[START]
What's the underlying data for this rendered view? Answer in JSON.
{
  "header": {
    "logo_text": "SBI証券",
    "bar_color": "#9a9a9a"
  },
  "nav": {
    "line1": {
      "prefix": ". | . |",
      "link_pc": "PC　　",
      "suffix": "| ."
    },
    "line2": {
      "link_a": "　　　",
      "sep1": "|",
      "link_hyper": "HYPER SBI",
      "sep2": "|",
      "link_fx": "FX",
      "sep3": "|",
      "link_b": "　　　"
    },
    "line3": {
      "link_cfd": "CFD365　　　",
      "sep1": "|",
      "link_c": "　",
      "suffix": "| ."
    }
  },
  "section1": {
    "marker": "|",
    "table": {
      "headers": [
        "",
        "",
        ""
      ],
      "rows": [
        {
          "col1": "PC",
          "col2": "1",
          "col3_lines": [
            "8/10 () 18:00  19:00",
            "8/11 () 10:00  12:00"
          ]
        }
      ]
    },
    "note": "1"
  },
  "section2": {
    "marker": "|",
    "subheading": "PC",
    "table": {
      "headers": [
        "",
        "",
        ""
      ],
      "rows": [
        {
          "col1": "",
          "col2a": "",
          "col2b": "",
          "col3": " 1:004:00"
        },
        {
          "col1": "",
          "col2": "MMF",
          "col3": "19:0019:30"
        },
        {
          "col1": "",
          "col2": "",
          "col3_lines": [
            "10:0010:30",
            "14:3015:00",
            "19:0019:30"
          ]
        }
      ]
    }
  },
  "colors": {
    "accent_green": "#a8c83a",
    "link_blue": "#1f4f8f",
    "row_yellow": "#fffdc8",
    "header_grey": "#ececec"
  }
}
[END]
WHAT TO PRODUCE —
Every record shown above should be written out again exactly.

COMPLETE ANSWER —
What's the underlying data for this rendered view? Answer in JSON.
{
  "header": {
    "logo_text": "SBI証券",
    "bar_color": "#9a9a9a"
  },
  "nav": {
    "line1": {
      "prefix": ". | . |",
      "link_pc": "PC　　",
      "suffix": "| ."
    },
    "line2": {
      "link_a": "　　　",
      "sep1": "|",
      "link_hyper": "HYPER SBI",
      "sep2": "|",
      "link_fx": "FX",
      "sep3": "|",
      "link_b": "　　　"
    },
    "line3": {
      "link_cfd": "CFD365　　　",
      "sep1": "|",
      "link_c": "　",
      "suffix": "| ."
    }
  },
  "section1": {
    "marker": "|",
    "table": {
      "headers": [
        "",
        "",
        ""
      ],
      "rows": [
        {
          "col1": "PC",
          "col2": "1",
          "col3_lines": [
            "8/10 () 18:00  19:00",
            "8/11 () 10:00  12:00"
          ]
        }
      ]
    },
    "note": "1"
  },
  "section2": {
    "marker": "|",
    "subheading": "PC",
    "table": {
      "headers": [
        "",
        "",
        ""
      ],
      "rows": [
        {
          "col1": "",
          "col2a": "",
          "col2b": "",
          "col3": " 1:004:00"
        },
        {
          "col1": "",
          "col2": "MMF",
          "col3": "19:0019:30"
        },
        {
          "col1": "",
          "col2": "",
          "col3_lines": [
            "10:0010:30",
            "14:3015:00",
            "19:0019:30"
          ]
        }
      ]
    }
  },
  "colors": {
    "accent_green": "#a8c83a",
    "link_blue": "#1f4f8f",
    "row_yellow": "#fffdc8",
    "header_grey": "#ececec"
  }
}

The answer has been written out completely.